[Input]:
______
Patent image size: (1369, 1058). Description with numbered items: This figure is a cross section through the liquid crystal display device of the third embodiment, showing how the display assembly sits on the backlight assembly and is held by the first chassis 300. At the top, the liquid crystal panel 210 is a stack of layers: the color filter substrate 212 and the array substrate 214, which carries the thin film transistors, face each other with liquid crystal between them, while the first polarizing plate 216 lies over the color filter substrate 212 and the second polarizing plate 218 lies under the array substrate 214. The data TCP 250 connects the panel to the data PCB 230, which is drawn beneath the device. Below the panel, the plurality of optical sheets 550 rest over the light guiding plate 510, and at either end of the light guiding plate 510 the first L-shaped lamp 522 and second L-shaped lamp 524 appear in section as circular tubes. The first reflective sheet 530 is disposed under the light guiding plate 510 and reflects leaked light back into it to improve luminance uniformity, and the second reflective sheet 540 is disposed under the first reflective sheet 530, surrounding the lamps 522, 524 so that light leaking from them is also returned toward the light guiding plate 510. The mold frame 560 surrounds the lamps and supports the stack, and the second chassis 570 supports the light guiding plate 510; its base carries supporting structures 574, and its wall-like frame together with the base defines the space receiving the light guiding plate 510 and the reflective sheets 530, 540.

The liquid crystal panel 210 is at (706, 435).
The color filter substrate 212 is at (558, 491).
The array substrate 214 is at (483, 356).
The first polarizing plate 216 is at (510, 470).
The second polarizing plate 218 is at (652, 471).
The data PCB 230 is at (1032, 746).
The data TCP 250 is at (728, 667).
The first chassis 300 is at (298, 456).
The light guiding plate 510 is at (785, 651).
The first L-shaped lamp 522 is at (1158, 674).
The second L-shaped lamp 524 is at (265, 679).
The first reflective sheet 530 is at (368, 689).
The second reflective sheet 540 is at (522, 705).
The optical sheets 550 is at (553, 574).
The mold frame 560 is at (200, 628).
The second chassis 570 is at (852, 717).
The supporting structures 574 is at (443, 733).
______
[What you have to do]: Can you print the whole listing above again, every line unchanged?

[Finished task]:
Patent image size: (1369, 1058). Description with numbered items: This figure is a cross section through the liquid crystal display device of the third embodiment, showing how the display assembly sits on the backlight assembly and is held by the first chassis 300. At the top, the liquid crystal panel 210 is a stack of layers: the color filter substrate 212 and the array substrate 214, which carries the thin film transistors, face each other with liquid crystal between them, while the first polarizing plate 216 lies over the color filter substrate 212 and the second polarizing plate 218 lies under the array substrate 214. The data TCP 250 connects the panel to the data PCB 230, which is drawn beneath the device. Below the panel, the plurality of optical sheets 550 rest over the light guiding plate 510, and at either end of the light guiding plate 510 the first L-shaped lamp 522 and second L-shaped lamp 524 appear in section as circular tubes. The first reflective sheet 530 is disposed under the light guiding plate 510 and reflects leaked light back into it to improve luminance uniformity, and the second reflective sheet 540 is disposed under the first reflective sheet 530, surrounding the lamps 522, 524 so that light leaking from them is also returned toward the light guiding plate 510. The mold frame 560 surrounds the lamps and supports the stack, and the second chassis 570 supports the light guiding plate 510; its base carries supporting structures 574, and its wall-like frame together with the base defines the space receiving the light guiding plate 510 and the reflective sheets 530, 540.

The liquid crystal panel 210 is at (706, 435).
The color filter substrate 212 is at (558, 491).
The array substrate 214 is at (483, 356).
The first polarizing plate 216 is at (510, 470).
The second polarizing plate 218 is at (652, 471).
The data PCB 230 is at (1032, 746).
The data TCP 250 is at (728, 667).
The first chassis 300 is at (298, 456).
The light guiding plate 510 is at (785, 651).
The first L-shaped lamp 522 is at (1158, 674).
The second L-shaped lamp 524 is at (265, 679).
The first reflective sheet 530 is at (368, 689).
The second reflective sheet 540 is at (522, 705).
The optical sheets 550 is at (553, 574).
The mold frame 560 is at (200, 628).
The second chassis 570 is at (852, 717).
The supporting structures 574 is at (443, 733).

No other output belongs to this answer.